● **DIRECTION**: Output the records. Match them exactly.

— Start EXTRACTED ENTRIES —

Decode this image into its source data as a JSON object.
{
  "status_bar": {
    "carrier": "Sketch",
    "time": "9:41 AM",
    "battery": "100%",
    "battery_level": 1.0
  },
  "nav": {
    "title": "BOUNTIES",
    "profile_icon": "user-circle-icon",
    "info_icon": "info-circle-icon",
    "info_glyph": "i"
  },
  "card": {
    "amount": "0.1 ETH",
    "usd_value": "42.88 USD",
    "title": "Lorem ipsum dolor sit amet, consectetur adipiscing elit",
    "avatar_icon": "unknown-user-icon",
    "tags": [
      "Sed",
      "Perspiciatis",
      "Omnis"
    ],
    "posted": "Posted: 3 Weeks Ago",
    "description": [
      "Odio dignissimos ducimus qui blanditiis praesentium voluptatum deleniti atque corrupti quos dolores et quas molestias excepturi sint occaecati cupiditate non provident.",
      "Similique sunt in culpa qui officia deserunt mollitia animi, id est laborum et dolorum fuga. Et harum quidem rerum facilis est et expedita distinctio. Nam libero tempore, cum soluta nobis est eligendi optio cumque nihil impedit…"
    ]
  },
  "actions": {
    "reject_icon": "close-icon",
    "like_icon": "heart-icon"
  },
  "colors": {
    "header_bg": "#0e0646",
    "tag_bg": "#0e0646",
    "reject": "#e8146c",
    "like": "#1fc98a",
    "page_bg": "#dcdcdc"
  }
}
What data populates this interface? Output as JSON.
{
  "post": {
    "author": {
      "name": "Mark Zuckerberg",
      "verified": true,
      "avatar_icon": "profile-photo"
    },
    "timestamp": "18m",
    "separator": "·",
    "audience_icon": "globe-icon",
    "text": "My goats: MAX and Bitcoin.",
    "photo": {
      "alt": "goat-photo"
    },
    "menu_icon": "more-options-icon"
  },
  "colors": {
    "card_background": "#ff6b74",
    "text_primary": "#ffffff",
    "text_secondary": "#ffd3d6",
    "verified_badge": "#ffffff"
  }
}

— End EXTRACTED ENTRIES —

● **CORRECT RESPONSE**:
Decode this image into its source data as a JSON object.
{
  "status_bar": {
    "carrier": "Sketch",
    "time": "9:41 AM",
    "battery": "100%",
    "battery_level": 1.0
  },
  "nav": {
    "title": "BOUNTIES",
    "profile_icon": "user-circle-icon",
    "info_icon": "info-circle-icon",
    "info_glyph": "i"
  },
  "card": {
    "amount": "0.1 ETH",
    "usd_value": "42.88 USD",
    "title": "Lorem ipsum dolor sit amet, consectetur adipiscing elit",
    "avatar_icon": "unknown-user-icon",
    "tags": [
      "Sed",
      "Perspiciatis",
      "Omnis"
    ],
    "posted": "Posted: 3 Weeks Ago",
    "description": [
      "Odio dignissimos ducimus qui blanditiis praesentium voluptatum deleniti atque corrupti quos dolores et quas molestias excepturi sint occaecati cupiditate non provident.",
      "Similique sunt in culpa qui officia deserunt mollitia animi, id est laborum et dolorum fuga. Et harum quidem rerum facilis est et expedita distinctio. Nam libero tempore, cum soluta nobis est eligendi optio cumque nihil impedit…"
    ]
  },
  "actions": {
    "reject_icon": "close-icon",
    "like_icon": "heart-icon"
  },
  "colors": {
    "header_bg": "#0e0646",
    "tag_bg": "#0e0646",
    "reject": "#e8146c",
    "like": "#1fc98a",
    "page_bg": "#dcdcdc"
  }
}
What data populates this interface? Output as JSON.
{
  "post": {
    "author": {
      "name": "Mark Zuckerberg",
      "verified": true,
      "avatar_icon": "profile-photo"
    },
    "timestamp": "18m",
    "separator": "·",
    "audience_icon": "globe-icon",
    "text": "My goats: MAX and Bitcoin.",
    "photo": {
      "alt": "goat-photo"
    },
    "menu_icon": "more-options-icon"
  },
  "colors": {
    "card_background": "#ff6b74",
    "text_primary": "#ffffff",
    "text_secondary": "#ffd3d6",
    "verified_badge": "#ffffff"
  }
}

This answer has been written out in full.